Data records =

>> begin

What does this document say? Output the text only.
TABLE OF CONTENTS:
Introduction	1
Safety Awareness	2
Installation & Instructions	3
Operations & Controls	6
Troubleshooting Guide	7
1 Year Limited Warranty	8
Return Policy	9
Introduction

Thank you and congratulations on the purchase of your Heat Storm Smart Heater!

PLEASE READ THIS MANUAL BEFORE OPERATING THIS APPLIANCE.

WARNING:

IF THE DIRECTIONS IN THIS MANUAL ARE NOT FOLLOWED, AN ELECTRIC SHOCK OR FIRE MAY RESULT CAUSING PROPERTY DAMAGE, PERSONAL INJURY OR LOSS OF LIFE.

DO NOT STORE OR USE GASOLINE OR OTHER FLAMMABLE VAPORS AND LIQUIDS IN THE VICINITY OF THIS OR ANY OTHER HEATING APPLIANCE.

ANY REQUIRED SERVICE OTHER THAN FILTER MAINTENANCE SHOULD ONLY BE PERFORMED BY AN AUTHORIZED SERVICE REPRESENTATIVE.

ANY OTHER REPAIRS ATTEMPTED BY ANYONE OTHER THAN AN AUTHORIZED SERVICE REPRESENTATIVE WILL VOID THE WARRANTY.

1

>> end

WHAT NEEDS TO BE DONE =
All the data must be duplicated exactly, with nothing added or removed.

RESPONSE TO THIS EXERCISE =
What does this document say? Output the text only.
TABLE OF CONTENTS:
Introduction	1
Safety Awareness	2
Installation & Instructions	3
Operations & Controls	6
Troubleshooting Guide	7
1 Year Limited Warranty	8
Return Policy	9
Introduction

Thank you and congratulations on the purchase of your Heat Storm Smart Heater!

PLEASE READ THIS MANUAL BEFORE OPERATING THIS APPLIANCE.

WARNING:

IF THE DIRECTIONS IN THIS MANUAL ARE NOT FOLLOWED, AN ELECTRIC SHOCK OR FIRE MAY RESULT CAUSING PROPERTY DAMAGE, PERSONAL INJURY OR LOSS OF LIFE.

DO NOT STORE OR USE GASOLINE OR OTHER FLAMMABLE VAPORS AND LIQUIDS IN THE VICINITY OF THIS OR ANY OTHER HEATING APPLIANCE.

ANY REQUIRED SERVICE OTHER THAN FILTER MAINTENANCE SHOULD ONLY BE PERFORMED BY AN AUTHORIZED SERVICE REPRESENTATIVE.

ANY OTHER REPAIRS ATTEMPTED BY ANYONE OTHER THAN AN AUTHORIZED SERVICE REPRESENTATIVE WILL VOID THE WARRANTY.

1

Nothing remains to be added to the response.